Leave out any picture and return the remaining listing below exactly as given.

*MATERIAL FOR THIS TASK*:
++++++++

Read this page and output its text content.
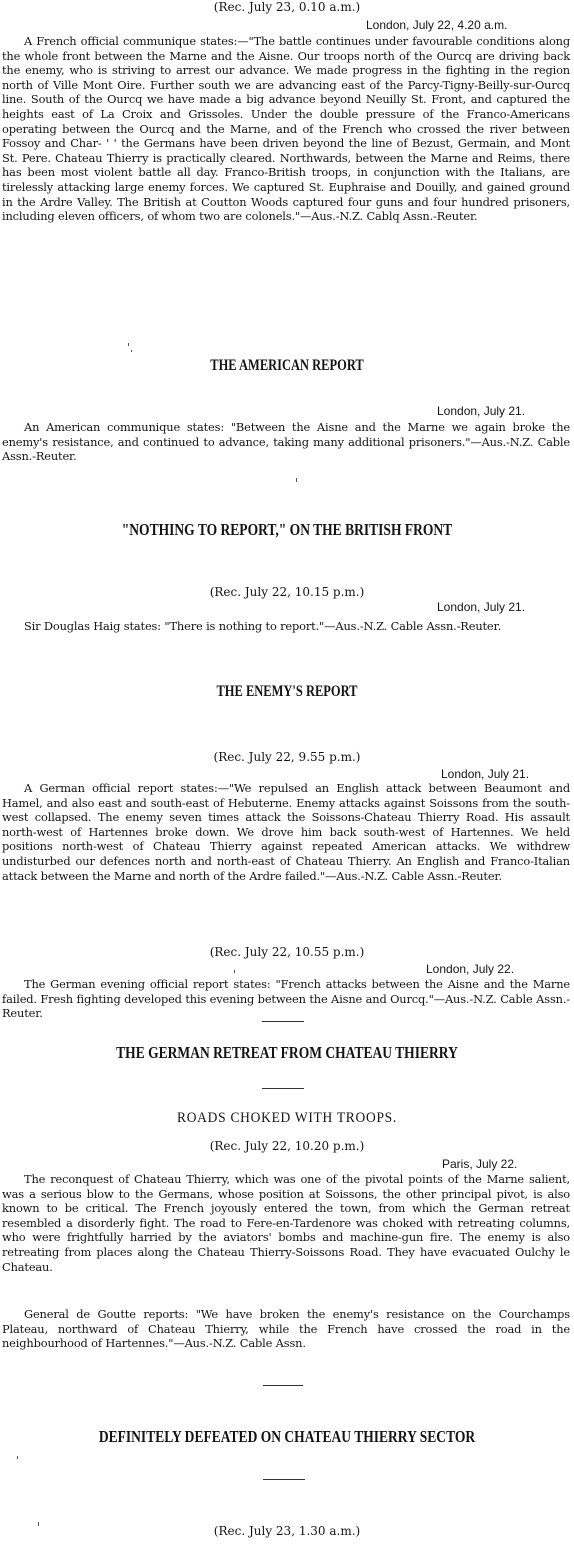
(Rec. July 23, 0.10 a.m.)
London, July 22, 4.20 a.m.

A French official communique states:—"The battle continues under favourable conditions along the whole front between the Marne and the Aisne. Our troops north of the Ourcq are driving back the enemy, who is striving to arrest our advance. We made progress in the fighting in the region north of Ville Mont Oire. Further south we are advancing east of the Parcy-Tigny-Beilly-sur-Ourcq line. South of the Ourcq we have made a big advance beyond Neuilly St. Front, and captured the heights east of La Croix and Grissoles. Under the double pressure of the Franco-Americans operating between the Ourcq and the Marne, and of the French who crossed the river between Fossoy and Char- ' ' the Germans have been driven beyond the line of Bezust, Germain, and Mont St. Pere. Chateau Thierry is practically cleared. Northwards, between the Marne and Reims, there has been most violent battle all day. Franco-British troops, in conjunction with the Italians, are tirelessly attacking large enemy forces. We captured St. Euphraise and Douilly, and gained ground in the Ardre Valley. The British at Coutton Woods captured four guns and four hundred prisoners, including eleven officers, of whom two are colonels."—Aus.-N.Z. Cablq Assn.-Reuter.

THE AMERICAN REPORT
London, July 21.

An American communique states: "Between the Aisne and the Marne we again broke the enemy's resistance, and continued to advance, taking many additional prisoners."—Aus.-N.Z. Cable Assn.-Reuter.

"NOTHING TO REPORT," ON THE BRITISH FRONT
(Rec. July 22, 10.15 p.m.)
London, July 21.

Sir Douglas Haig states: "There is nothing to report."—Aus.-N.Z. Cable Assn.-Reuter.

THE ENEMY'S REPORT
(Rec. July 22, 9.55 p.m.)
London, July 21.

A German official report states:—"We repulsed an English attack between Beaumont and Hamel, and also east and south-east of Hebuterne. Enemy attacks against Soissons from the south-west collapsed. The enemy seven times attack the Soissons-Chateau Thierry Road. His assault north-west of Hartennes broke down. We drove him back south-west of Hartennes. We held positions north-west of Chateau Thierry against repeated American attacks. We withdrew undisturbed our defences north and north-east of Chateau Thierry. An English and Franco-Italian attack between the Marne and north of the Ardre failed."—Aus.-N.Z. Cable Assn.-Reuter.

(Rec. July 22, 10.55 p.m.)
London, July 22.

The German evening official report states: "French attacks between the Aisne and the Marne failed. Fresh fighting developed this evening between the Aisne and Ourcq."—Aus.-N.Z. Cable Assn.-Reuter.

THE GERMAN RETREAT FROM CHATEAU THIERRY
ROADS CHOKED WITH TROOPS.
(Rec. July 22, 10.20 p.m.)
Paris, July 22.

The reconquest of Chateau Thierry, which was one of the pivotal points of the Marne salient, was a serious blow to the Germans, whose position at Soissons, the other principal pivot, is also known to be critical. The French joyously entered the town, from which the German retreat resembled a disorderly fight. The road to Fere-en-Tardenore was choked with retreating columns, who were frightfully harried by the aviators' bombs and machine-gun fire. The enemy is also retreating from places along the Chateau Thierry-Soissons Road. They have evacuated Oulchy le Chateau.

General de Goutte reports: "We have broken the enemy's resistance on the Courchamps Plateau, northward of Chateau Thierry, while the French have crossed the road in the neighbourhood of Hartennes."—Aus.-N.Z. Cable Assn.

DEFINITELY DEFEATED ON CHATEAU THIERRY SECTOR
(Rec. July 23, 1.30 a.m.)
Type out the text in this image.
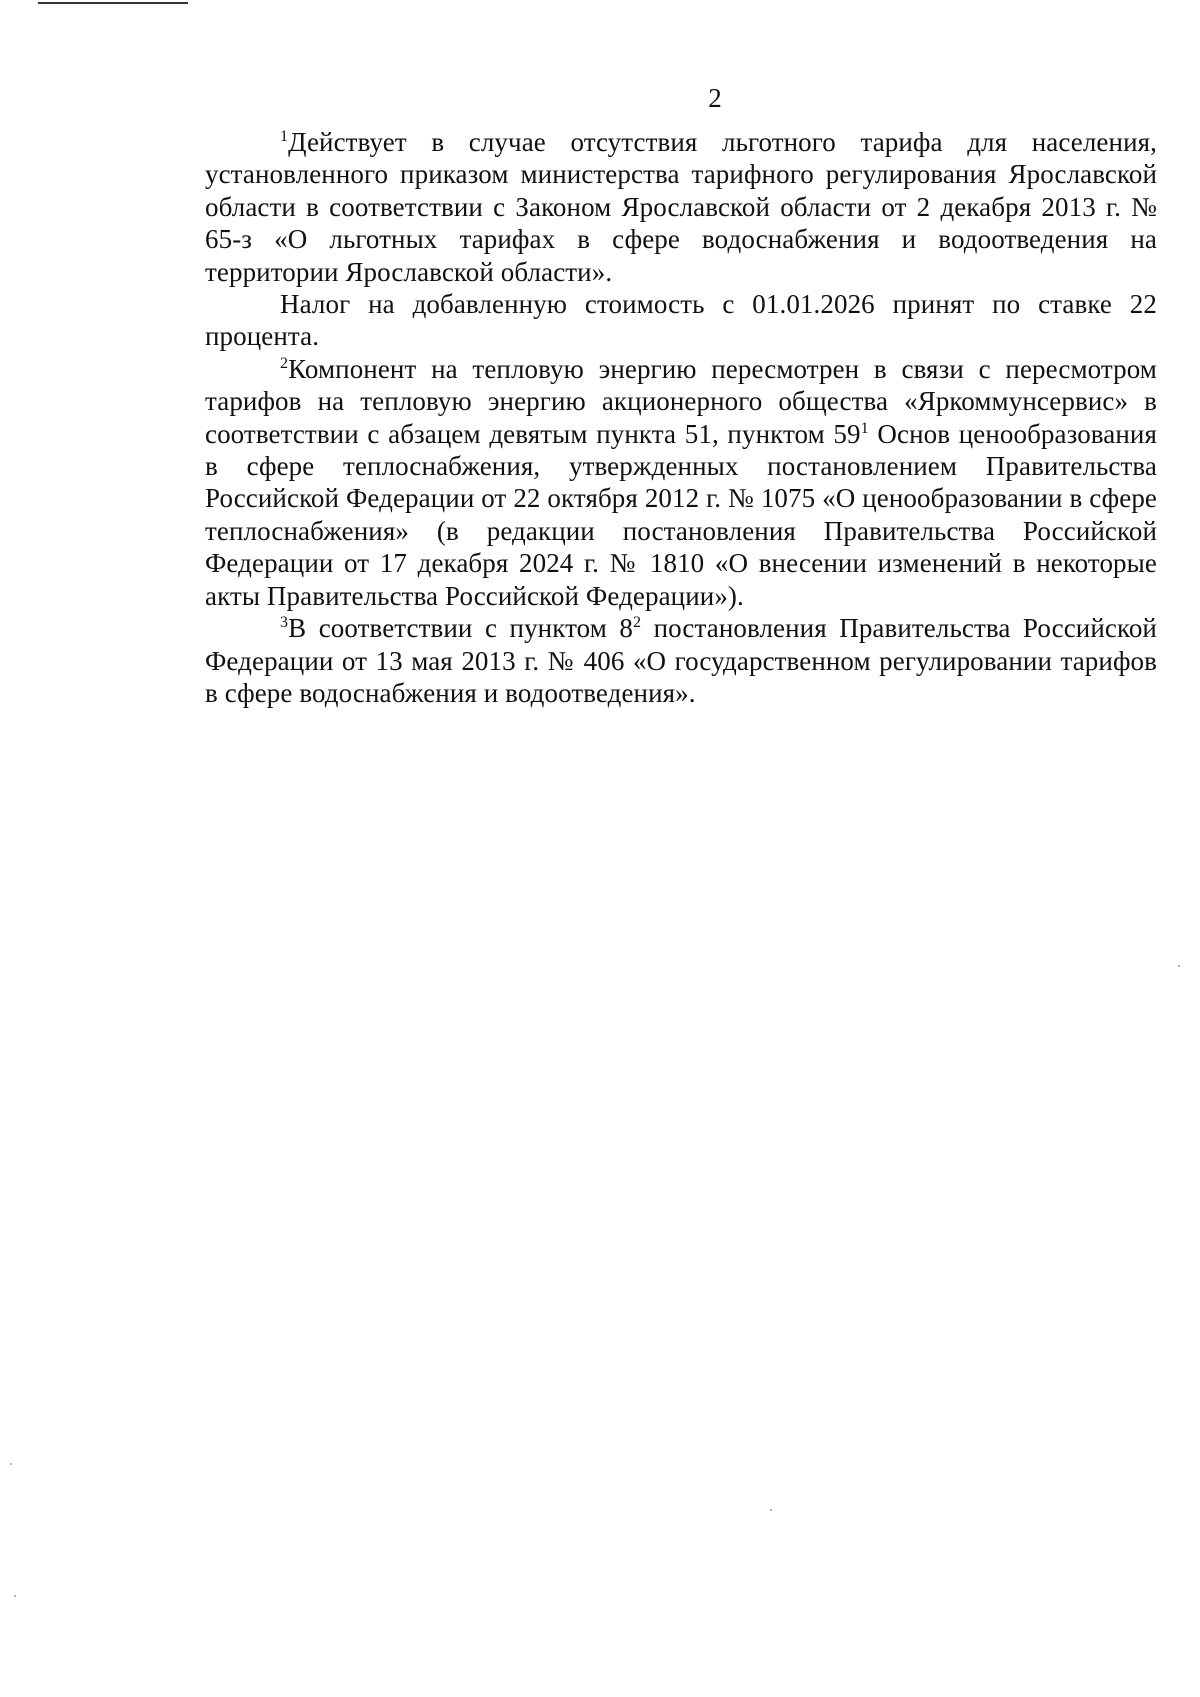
2

$^1$Действует в случае отсутствия льготного тарифа для населения, установленного приказом министерства тарифного регулирования Ярославской области в соответствии с Законом Ярославской области от 2 декабря 2013 г. № 65-з «О льготных тарифах в сфере водоснабжения и водоотведения на территории Ярославской области».

Налог на добавленную стоимость с 01.01.2026 принят по ставке 22 процента.

$^2$Компонент на тепловую энергию пересмотрен в связи с пересмотром тарифов на тепловую энергию акционерного общества «Яркоммунсервис» в соответствии с абзацем девятым пункта 51, пунктом $59^1$ Основ ценообразования в сфере теплоснабжения, утвержденных постановлением Правительства Российской Федерации от 22 октября 2012 г. № 1075 «О ценообразовании в сфере теплоснабжения» (в редакции постановления Правительства Российской Федерации от 17 декабря 2024 г. № 1810 «О внесении изменений в некоторые акты Правительства Российской Федерации»).

$^3$В соответствии с пунктом $8^2$ постановления Правительства Российской Федерации от 13 мая 2013 г. № 406 «О государственном регулировании тарифов в сфере водоснабжения и водоотведения».
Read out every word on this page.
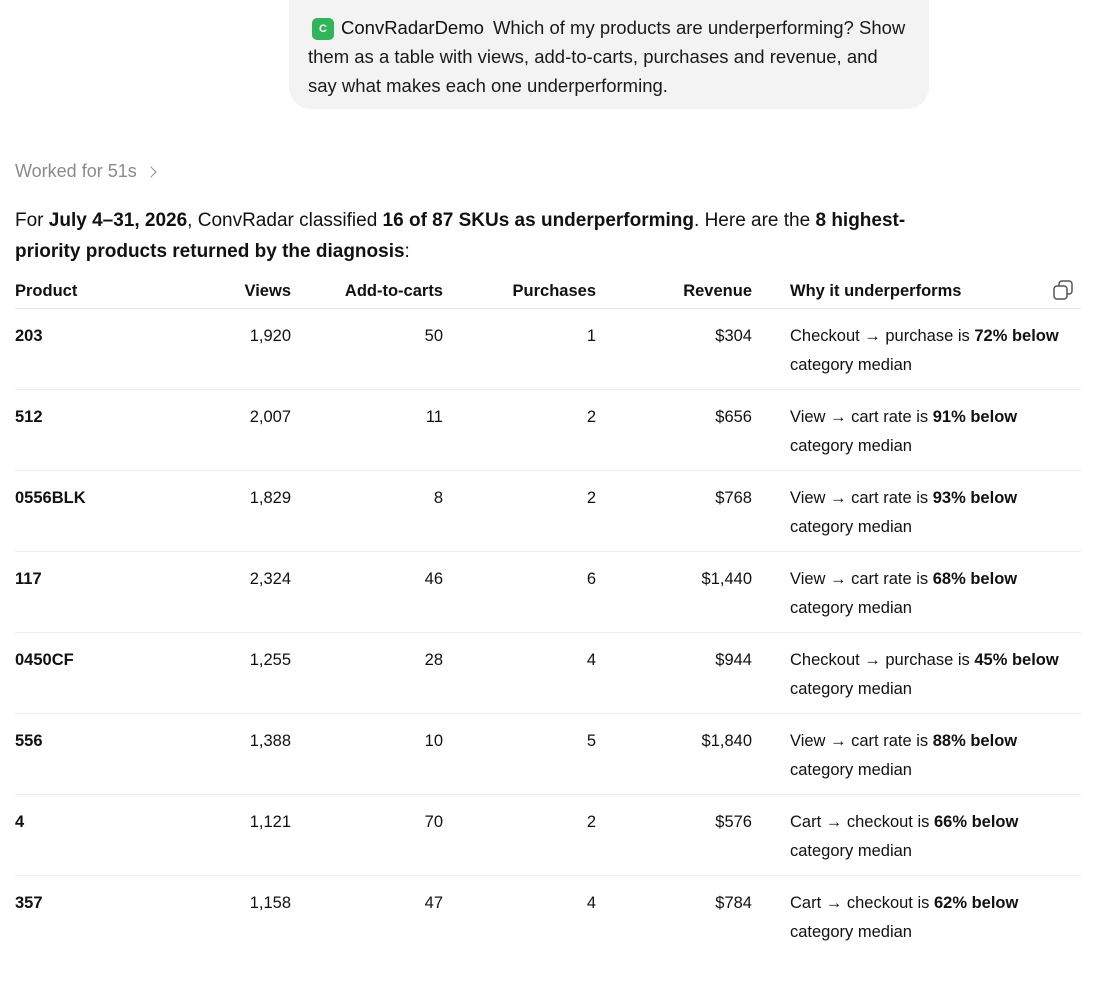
C ConvRadarDemo Which of my products are underperforming? Show them as a table with views, add-to-carts, purchases and revenue, and say what makes each one underperforming.
Worked for 51s
For July 4–31, 2026, ConvRadar classified 16 of 87 SKUs as underperforming. Here are the 8 highest-priority products returned by the diagnosis:
Product	Views	Add-to-carts	Purchases	Revenue	Why it underperforms

203	1,920	50	1	$304	Checkout → purchase is 72% below category median
512	2,007	11	2	$656	View → cart rate is 91% below category median
0556BLK	1,829	8	2	$768	View → cart rate is 93% below category median
117	2,324	46	6	$1,440	View → cart rate is 68% below category median
0450CF	1,255	28	4	$944	Checkout → purchase is 45% below category median
556	1,388	10	5	$1,840	View → cart rate is 88% below category median
4	1,121	70	2	$576	Cart → checkout is 66% below category median
357	1,158	47	4	$784	Cart → checkout is 62% below category median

++++++++

*TASK ANSWER*:
Read this page and output its text content.
(Rec. July 23, 0.10 a.m.)
London, July 22, 4.20 a.m.

A French official communique states:—"The battle continues under favourable conditions along the whole front between the Marne and the Aisne. Our troops north of the Ourcq are driving back the enemy, who is striving to arrest our advance. We made progress in the fighting in the region north of Ville Mont Oire. Further south we are advancing east of the Parcy-Tigny-Beilly-sur-Ourcq line. South of the Ourcq we have made a big advance beyond Neuilly St. Front, and captured the heights east of La Croix and Grissoles. Under the double pressure of the Franco-Americans operating between the Ourcq and the Marne, and of the French who crossed the river between Fossoy and Char- ' ' the Germans have been driven beyond the line of Bezust, Germain, and Mont St. Pere. Chateau Thierry is practically cleared. Northwards, between the Marne and Reims, there has been most violent battle all day. Franco-British troops, in conjunction with the Italians, are tirelessly attacking large enemy forces. We captured St. Euphraise and Douilly, and gained ground in the Ardre Valley. The British at Coutton Woods captured four guns and four hundred prisoners, including eleven officers, of whom two are colonels."—Aus.-N.Z. Cablq Assn.-Reuter.

THE AMERICAN REPORT
London, July 21.

An American communique states: "Between the Aisne and the Marne we again broke the enemy's resistance, and continued to advance, taking many additional prisoners."—Aus.-N.Z. Cable Assn.-Reuter.

"NOTHING TO REPORT," ON THE BRITISH FRONT
(Rec. July 22, 10.15 p.m.)
London, July 21.

Sir Douglas Haig states: "There is nothing to report."—Aus.-N.Z. Cable Assn.-Reuter.

THE ENEMY'S REPORT
(Rec. July 22, 9.55 p.m.)
London, July 21.

A German official report states:—"We repulsed an English attack between Beaumont and Hamel, and also east and south-east of Hebuterne. Enemy attacks against Soissons from the south-west collapsed. The enemy seven times attack the Soissons-Chateau Thierry Road. His assault north-west of Hartennes broke down. We drove him back south-west of Hartennes. We held positions north-west of Chateau Thierry against repeated American attacks. We withdrew undisturbed our defences north and north-east of Chateau Thierry. An English and Franco-Italian attack between the Marne and north of the Ardre failed."—Aus.-N.Z. Cable Assn.-Reuter.

(Rec. July 22, 10.55 p.m.)
London, July 22.

The German evening official report states: "French attacks between the Aisne and the Marne failed. Fresh fighting developed this evening between the Aisne and Ourcq."—Aus.-N.Z. Cable Assn.-Reuter.

THE GERMAN RETREAT FROM CHATEAU THIERRY
ROADS CHOKED WITH TROOPS.
(Rec. July 22, 10.20 p.m.)
Paris, July 22.

The reconquest of Chateau Thierry, which was one of the pivotal points of the Marne salient, was a serious blow to the Germans, whose position at Soissons, the other principal pivot, is also known to be critical. The French joyously entered the town, from which the German retreat resembled a disorderly fight. The road to Fere-en-Tardenore was choked with retreating columns, who were frightfully harried by the aviators' bombs and machine-gun fire. The enemy is also retreating from places along the Chateau Thierry-Soissons Road. They have evacuated Oulchy le Chateau.

General de Goutte reports: "We have broken the enemy's resistance on the Courchamps Plateau, northward of Chateau Thierry, while the French have crossed the road in the neighbourhood of Hartennes."—Aus.-N.Z. Cable Assn.

DEFINITELY DEFEATED ON CHATEAU THIERRY SECTOR
(Rec. July 23, 1.30 a.m.)
Type out the text in this image.
2

$^1$Действует в случае отсутствия льготного тарифа для населения, установленного приказом министерства тарифного регулирования Ярославской области в соответствии с Законом Ярославской области от 2 декабря 2013 г. № 65-з «О льготных тарифах в сфере водоснабжения и водоотведения на территории Ярославской области».

Налог на добавленную стоимость с 01.01.2026 принят по ставке 22 процента.

$^2$Компонент на тепловую энергию пересмотрен в связи с пересмотром тарифов на тепловую энергию акционерного общества «Яркоммунсервис» в соответствии с абзацем девятым пункта 51, пунктом $59^1$ Основ ценообразования в сфере теплоснабжения, утвержденных постановлением Правительства Российской Федерации от 22 октября 2012 г. № 1075 «О ценообразовании в сфере теплоснабжения» (в редакции постановления Правительства Российской Федерации от 17 декабря 2024 г. № 1810 «О внесении изменений в некоторые акты Правительства Российской Федерации»).

$^3$В соответствии с пунктом $8^2$ постановления Правительства Российской Федерации от 13 мая 2013 г. № 406 «О государственном регулировании тарифов в сфере водоснабжения и водоотведения».
Read out every word on this page.
C ConvRadarDemo Which of my products are underperforming? Show them as a table with views, add-to-carts, purchases and revenue, and say what makes each one underperforming.
Worked for 51s
For July 4–31, 2026, ConvRadar classified 16 of 87 SKUs as underperforming. Here are the 8 highest-priority products returned by the diagnosis:
Product	Views	Add-to-carts	Purchases	Revenue	Why it underperforms

203	1,920	50	1	$304	Checkout → purchase is 72% below category median
512	2,007	11	2	$656	View → cart rate is 91% below category median
0556BLK	1,829	8	2	$768	View → cart rate is 93% below category median
117	2,324	46	6	$1,440	View → cart rate is 68% below category median
0450CF	1,255	28	4	$944	Checkout → purchase is 45% below category median
556	1,388	10	5	$1,840	View → cart rate is 88% below category median
4	1,121	70	2	$576	Cart → checkout is 66% below category median
357	1,158	47	4	$784	Cart → checkout is 62% below category median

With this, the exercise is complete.